▶ [GOAL]:
A faithful transcription of all the data is required.

====== EXERCISE INPUT ======

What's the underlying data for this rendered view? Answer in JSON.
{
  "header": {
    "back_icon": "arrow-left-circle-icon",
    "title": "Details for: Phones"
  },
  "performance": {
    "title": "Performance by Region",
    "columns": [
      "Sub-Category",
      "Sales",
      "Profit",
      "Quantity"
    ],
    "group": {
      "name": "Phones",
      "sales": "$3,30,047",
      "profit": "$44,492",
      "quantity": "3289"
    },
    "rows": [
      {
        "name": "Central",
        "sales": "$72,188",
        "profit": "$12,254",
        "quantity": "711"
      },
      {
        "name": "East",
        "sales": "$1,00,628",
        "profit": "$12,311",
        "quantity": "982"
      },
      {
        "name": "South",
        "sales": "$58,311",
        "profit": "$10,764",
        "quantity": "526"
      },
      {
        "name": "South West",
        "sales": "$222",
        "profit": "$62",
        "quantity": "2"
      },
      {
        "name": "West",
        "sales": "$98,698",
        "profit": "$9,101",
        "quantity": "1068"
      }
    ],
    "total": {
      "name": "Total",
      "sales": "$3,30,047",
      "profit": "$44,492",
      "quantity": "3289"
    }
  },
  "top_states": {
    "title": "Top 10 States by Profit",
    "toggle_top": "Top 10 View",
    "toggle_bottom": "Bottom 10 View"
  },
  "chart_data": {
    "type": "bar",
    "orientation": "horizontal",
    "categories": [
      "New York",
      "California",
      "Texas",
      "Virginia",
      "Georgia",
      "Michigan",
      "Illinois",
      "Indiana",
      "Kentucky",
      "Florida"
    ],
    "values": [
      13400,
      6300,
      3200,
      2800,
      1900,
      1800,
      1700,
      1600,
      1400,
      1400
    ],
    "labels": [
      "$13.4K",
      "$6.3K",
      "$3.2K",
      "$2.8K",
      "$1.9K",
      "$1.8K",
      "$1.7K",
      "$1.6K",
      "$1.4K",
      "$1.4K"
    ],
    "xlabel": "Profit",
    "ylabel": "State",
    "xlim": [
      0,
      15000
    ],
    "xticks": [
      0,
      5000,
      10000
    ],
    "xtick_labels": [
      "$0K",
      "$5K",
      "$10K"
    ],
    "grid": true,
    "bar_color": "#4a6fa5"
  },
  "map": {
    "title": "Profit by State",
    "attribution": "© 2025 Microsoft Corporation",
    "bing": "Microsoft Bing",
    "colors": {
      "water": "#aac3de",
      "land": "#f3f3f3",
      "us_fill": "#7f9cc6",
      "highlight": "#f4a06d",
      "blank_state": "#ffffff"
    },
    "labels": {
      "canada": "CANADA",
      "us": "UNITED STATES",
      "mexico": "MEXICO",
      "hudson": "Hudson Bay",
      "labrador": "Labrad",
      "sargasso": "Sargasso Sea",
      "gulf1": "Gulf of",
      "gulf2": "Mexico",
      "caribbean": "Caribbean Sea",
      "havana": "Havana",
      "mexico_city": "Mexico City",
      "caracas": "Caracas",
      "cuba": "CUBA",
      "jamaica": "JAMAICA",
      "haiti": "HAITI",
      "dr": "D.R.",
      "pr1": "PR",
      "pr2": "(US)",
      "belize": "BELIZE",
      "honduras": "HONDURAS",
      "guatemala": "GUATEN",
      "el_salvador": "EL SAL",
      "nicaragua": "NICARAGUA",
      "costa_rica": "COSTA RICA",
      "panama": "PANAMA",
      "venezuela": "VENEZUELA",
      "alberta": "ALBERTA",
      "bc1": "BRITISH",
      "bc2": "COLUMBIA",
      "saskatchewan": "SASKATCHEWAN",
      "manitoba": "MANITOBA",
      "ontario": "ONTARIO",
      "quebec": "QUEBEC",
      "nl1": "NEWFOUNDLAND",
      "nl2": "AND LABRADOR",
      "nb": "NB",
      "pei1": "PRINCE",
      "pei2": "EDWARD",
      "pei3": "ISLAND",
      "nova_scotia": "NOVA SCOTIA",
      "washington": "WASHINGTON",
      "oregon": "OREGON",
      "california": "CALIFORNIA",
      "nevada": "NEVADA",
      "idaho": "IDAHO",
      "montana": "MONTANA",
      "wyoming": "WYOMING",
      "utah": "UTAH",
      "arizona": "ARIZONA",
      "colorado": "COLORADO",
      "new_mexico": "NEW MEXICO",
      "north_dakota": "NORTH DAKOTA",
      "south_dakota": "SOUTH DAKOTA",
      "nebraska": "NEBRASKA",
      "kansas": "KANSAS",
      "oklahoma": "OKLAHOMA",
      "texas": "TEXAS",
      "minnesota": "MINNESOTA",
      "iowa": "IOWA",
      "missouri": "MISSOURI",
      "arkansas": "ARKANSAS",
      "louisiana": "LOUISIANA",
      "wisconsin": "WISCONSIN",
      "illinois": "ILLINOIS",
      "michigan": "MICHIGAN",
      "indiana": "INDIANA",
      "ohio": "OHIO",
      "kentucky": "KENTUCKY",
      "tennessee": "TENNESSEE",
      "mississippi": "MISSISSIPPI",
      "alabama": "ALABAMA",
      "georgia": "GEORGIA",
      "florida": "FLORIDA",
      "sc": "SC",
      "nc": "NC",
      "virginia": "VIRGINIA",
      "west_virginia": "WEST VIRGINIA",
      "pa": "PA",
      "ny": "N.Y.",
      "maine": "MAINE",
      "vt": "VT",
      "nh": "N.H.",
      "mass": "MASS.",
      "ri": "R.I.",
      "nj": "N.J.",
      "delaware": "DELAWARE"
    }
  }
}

======

▶ [COMPLETED TASK]:
What's the underlying data for this rendered view? Answer in JSON.
{
  "header": {
    "back_icon": "arrow-left-circle-icon",
    "title": "Details for: Phones"
  },
  "performance": {
    "title": "Performance by Region",
    "columns": [
      "Sub-Category",
      "Sales",
      "Profit",
      "Quantity"
    ],
    "group": {
      "name": "Phones",
      "sales": "$3,30,047",
      "profit": "$44,492",
      "quantity": "3289"
    },
    "rows": [
      {
        "name": "Central",
        "sales": "$72,188",
        "profit": "$12,254",
        "quantity": "711"
      },
      {
        "name": "East",
        "sales": "$1,00,628",
        "profit": "$12,311",
        "quantity": "982"
      },
      {
        "name": "South",
        "sales": "$58,311",
        "profit": "$10,764",
        "quantity": "526"
      },
      {
        "name": "South West",
        "sales": "$222",
        "profit": "$62",
        "quantity": "2"
      },
      {
        "name": "West",
        "sales": "$98,698",
        "profit": "$9,101",
        "quantity": "1068"
      }
    ],
    "total": {
      "name": "Total",
      "sales": "$3,30,047",
      "profit": "$44,492",
      "quantity": "3289"
    }
  },
  "top_states": {
    "title": "Top 10 States by Profit",
    "toggle_top": "Top 10 View",
    "toggle_bottom": "Bottom 10 View"
  },
  "chart_data": {
    "type": "bar",
    "orientation": "horizontal",
    "categories": [
      "New York",
      "California",
      "Texas",
      "Virginia",
      "Georgia",
      "Michigan",
      "Illinois",
      "Indiana",
      "Kentucky",
      "Florida"
    ],
    "values": [
      13400,
      6300,
      3200,
      2800,
      1900,
      1800,
      1700,
      1600,
      1400,
      1400
    ],
    "labels": [
      "$13.4K",
      "$6.3K",
      "$3.2K",
      "$2.8K",
      "$1.9K",
      "$1.8K",
      "$1.7K",
      "$1.6K",
      "$1.4K",
      "$1.4K"
    ],
    "xlabel": "Profit",
    "ylabel": "State",
    "xlim": [
      0,
      15000
    ],
    "xticks": [
      0,
      5000,
      10000
    ],
    "xtick_labels": [
      "$0K",
      "$5K",
      "$10K"
    ],
    "grid": true,
    "bar_color": "#4a6fa5"
  },
  "map": {
    "title": "Profit by State",
    "attribution": "© 2025 Microsoft Corporation",
    "bing": "Microsoft Bing",
    "colors": {
      "water": "#aac3de",
      "land": "#f3f3f3",
      "us_fill": "#7f9cc6",
      "highlight": "#f4a06d",
      "blank_state": "#ffffff"
    },
    "labels": {
      "canada": "CANADA",
      "us": "UNITED STATES",
      "mexico": "MEXICO",
      "hudson": "Hudson Bay",
      "labrador": "Labrad",
      "sargasso": "Sargasso Sea",
      "gulf1": "Gulf of",
      "gulf2": "Mexico",
      "caribbean": "Caribbean Sea",
      "havana": "Havana",
      "mexico_city": "Mexico City",
      "caracas": "Caracas",
      "cuba": "CUBA",
      "jamaica": "JAMAICA",
      "haiti": "HAITI",
      "dr": "D.R.",
      "pr1": "PR",
      "pr2": "(US)",
      "belize": "BELIZE",
      "honduras": "HONDURAS",
      "guatemala": "GUATEN",
      "el_salvador": "EL SAL",
      "nicaragua": "NICARAGUA",
      "costa_rica": "COSTA RICA",
      "panama": "PANAMA",
      "venezuela": "VENEZUELA",
      "alberta": "ALBERTA",
      "bc1": "BRITISH",
      "bc2": "COLUMBIA",
      "saskatchewan": "SASKATCHEWAN",
      "manitoba": "MANITOBA",
      "ontario": "ONTARIO",
      "quebec": "QUEBEC",
      "nl1": "NEWFOUNDLAND",
      "nl2": "AND LABRADOR",
      "nb": "NB",
      "pei1": "PRINCE",
      "pei2": "EDWARD",
      "pei3": "ISLAND",
      "nova_scotia": "NOVA SCOTIA",
      "washington": "WASHINGTON",
      "oregon": "OREGON",
      "california": "CALIFORNIA",
      "nevada": "NEVADA",
      "idaho": "IDAHO",
      "montana": "MONTANA",
      "wyoming": "WYOMING",
      "utah": "UTAH",
      "arizona": "ARIZONA",
      "colorado": "COLORADO",
      "new_mexico": "NEW MEXICO",
      "north_dakota": "NORTH DAKOTA",
      "south_dakota": "SOUTH DAKOTA",
      "nebraska": "NEBRASKA",
      "kansas": "KANSAS",
      "oklahoma": "OKLAHOMA",
      "texas": "TEXAS",
      "minnesota": "MINNESOTA",
      "iowa": "IOWA",
      "missouri": "MISSOURI",
      "arkansas": "ARKANSAS",
      "louisiana": "LOUISIANA",
      "wisconsin": "WISCONSIN",
      "illinois": "ILLINOIS",
      "michigan": "MICHIGAN",
      "indiana": "INDIANA",
      "ohio": "OHIO",
      "kentucky": "KENTUCKY",
      "tennessee": "TENNESSEE",
      "mississippi": "MISSISSIPPI",
      "alabama": "ALABAMA",
      "georgia": "GEORGIA",
      "florida": "FLORIDA",
      "sc": "SC",
      "nc": "NC",
      "virginia": "VIRGINIA",
      "west_virginia": "WEST VIRGINIA",
      "pa": "PA",
      "ny": "N.Y.",
      "maine": "MAINE",
      "vt": "VT",
      "nh": "N.H.",
      "mass": "MASS.",
      "ri": "R.I.",
      "nj": "N.J.",
      "delaware": "DELAWARE"
    }
  }
}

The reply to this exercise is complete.